## Challenge
Reproduce all lines of the listing below in which the word "ESII" occurs.

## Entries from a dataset
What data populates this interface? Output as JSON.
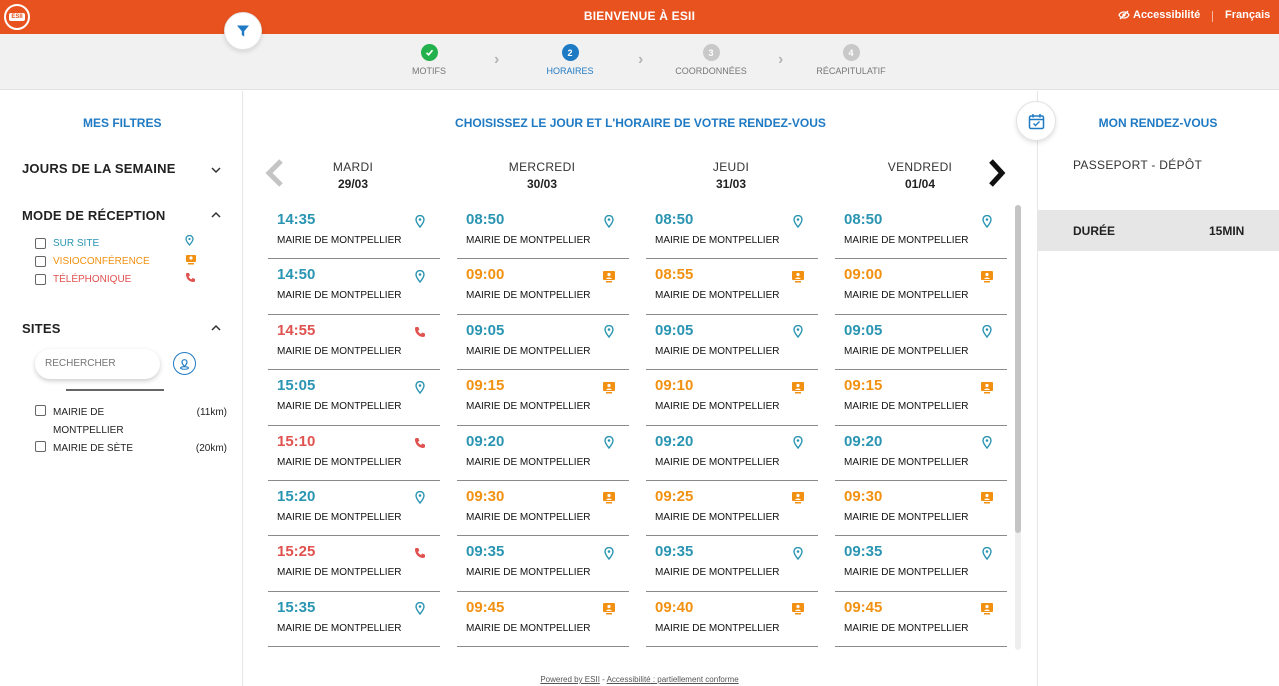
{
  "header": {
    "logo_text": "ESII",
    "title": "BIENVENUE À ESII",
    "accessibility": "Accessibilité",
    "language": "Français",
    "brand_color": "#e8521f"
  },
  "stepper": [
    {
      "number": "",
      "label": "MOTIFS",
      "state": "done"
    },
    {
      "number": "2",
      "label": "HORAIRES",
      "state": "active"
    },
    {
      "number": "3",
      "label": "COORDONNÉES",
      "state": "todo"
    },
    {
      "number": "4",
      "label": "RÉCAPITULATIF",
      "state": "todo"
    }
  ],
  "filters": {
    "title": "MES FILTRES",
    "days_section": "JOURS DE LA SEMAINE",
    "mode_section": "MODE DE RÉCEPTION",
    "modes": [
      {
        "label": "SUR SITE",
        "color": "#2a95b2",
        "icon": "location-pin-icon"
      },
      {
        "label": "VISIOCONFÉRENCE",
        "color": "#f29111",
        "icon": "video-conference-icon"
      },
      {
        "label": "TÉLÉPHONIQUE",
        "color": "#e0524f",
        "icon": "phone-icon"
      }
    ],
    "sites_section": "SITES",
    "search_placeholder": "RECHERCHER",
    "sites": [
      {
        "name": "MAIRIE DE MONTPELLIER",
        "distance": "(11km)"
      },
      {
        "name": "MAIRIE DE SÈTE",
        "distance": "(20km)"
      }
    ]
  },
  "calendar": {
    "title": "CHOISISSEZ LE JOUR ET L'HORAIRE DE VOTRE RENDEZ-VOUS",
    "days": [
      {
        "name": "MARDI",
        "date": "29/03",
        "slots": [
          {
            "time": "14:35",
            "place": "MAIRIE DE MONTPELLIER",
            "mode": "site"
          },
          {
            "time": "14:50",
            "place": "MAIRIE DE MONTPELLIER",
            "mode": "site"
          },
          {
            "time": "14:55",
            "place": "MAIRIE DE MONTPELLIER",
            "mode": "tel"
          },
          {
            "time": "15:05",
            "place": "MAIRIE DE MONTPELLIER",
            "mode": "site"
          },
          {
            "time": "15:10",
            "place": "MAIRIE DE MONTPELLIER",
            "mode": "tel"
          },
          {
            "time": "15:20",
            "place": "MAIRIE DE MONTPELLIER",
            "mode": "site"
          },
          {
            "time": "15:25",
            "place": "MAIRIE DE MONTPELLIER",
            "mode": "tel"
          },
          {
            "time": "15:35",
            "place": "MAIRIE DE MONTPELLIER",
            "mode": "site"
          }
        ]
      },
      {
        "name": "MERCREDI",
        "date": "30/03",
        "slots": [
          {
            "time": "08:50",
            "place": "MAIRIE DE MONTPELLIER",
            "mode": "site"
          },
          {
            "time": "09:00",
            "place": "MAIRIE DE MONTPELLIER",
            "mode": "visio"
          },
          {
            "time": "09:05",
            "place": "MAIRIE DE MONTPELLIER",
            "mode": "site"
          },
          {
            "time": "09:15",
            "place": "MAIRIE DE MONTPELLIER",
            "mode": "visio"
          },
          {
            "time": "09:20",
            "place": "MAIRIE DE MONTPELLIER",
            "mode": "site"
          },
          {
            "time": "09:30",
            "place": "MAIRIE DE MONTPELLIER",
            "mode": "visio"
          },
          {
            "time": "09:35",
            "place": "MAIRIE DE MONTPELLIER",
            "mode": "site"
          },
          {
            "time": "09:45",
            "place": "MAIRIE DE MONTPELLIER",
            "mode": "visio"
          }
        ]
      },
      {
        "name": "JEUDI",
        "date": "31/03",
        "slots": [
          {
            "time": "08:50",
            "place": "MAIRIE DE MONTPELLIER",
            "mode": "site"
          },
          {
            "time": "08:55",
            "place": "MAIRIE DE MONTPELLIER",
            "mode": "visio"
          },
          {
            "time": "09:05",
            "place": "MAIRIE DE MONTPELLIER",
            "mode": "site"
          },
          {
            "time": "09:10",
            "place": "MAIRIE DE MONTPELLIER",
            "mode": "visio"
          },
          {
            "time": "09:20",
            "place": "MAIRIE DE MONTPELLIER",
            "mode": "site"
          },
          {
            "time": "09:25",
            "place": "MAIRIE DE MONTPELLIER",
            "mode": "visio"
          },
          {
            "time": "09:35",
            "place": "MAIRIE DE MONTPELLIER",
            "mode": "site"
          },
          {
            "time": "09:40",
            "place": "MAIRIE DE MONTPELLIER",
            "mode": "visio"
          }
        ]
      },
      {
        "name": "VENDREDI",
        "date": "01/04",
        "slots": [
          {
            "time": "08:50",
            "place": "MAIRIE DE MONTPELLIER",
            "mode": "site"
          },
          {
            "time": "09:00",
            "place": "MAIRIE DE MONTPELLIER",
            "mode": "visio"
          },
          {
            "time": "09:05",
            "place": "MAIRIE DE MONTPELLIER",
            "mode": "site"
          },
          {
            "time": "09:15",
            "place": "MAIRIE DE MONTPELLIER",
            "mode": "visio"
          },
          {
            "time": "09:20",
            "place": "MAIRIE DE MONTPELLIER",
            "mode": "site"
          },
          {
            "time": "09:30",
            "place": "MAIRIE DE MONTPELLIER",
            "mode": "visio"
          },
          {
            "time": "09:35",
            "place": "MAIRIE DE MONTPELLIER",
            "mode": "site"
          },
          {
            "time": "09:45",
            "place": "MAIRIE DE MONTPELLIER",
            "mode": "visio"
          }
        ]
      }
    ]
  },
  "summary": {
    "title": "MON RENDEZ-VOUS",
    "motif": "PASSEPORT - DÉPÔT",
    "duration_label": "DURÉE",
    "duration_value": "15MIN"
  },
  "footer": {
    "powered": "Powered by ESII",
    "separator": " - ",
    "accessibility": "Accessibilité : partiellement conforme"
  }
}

...

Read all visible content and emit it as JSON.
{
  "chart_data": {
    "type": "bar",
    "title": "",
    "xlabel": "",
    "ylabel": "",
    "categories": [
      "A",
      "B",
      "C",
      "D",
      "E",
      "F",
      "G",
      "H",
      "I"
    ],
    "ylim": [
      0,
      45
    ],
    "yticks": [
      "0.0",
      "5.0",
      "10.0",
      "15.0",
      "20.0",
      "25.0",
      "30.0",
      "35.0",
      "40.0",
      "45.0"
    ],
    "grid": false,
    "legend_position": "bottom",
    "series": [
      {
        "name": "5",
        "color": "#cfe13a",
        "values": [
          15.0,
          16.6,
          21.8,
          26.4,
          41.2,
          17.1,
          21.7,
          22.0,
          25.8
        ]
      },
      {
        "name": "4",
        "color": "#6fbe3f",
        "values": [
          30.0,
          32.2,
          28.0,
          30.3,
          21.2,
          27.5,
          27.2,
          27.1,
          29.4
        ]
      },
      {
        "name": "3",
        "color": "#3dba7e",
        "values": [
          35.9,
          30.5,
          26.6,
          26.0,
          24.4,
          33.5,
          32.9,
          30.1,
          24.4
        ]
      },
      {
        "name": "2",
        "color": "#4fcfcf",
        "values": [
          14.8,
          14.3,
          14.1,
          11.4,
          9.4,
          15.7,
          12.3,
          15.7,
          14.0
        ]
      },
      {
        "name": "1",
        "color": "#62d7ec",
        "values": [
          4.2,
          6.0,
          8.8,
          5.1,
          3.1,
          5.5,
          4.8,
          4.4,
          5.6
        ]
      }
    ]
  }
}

## Solution to this task
    "logo_text": "ESII",
    "title": "BIENVENUE À ESII",
    "powered": "Powered by ESII",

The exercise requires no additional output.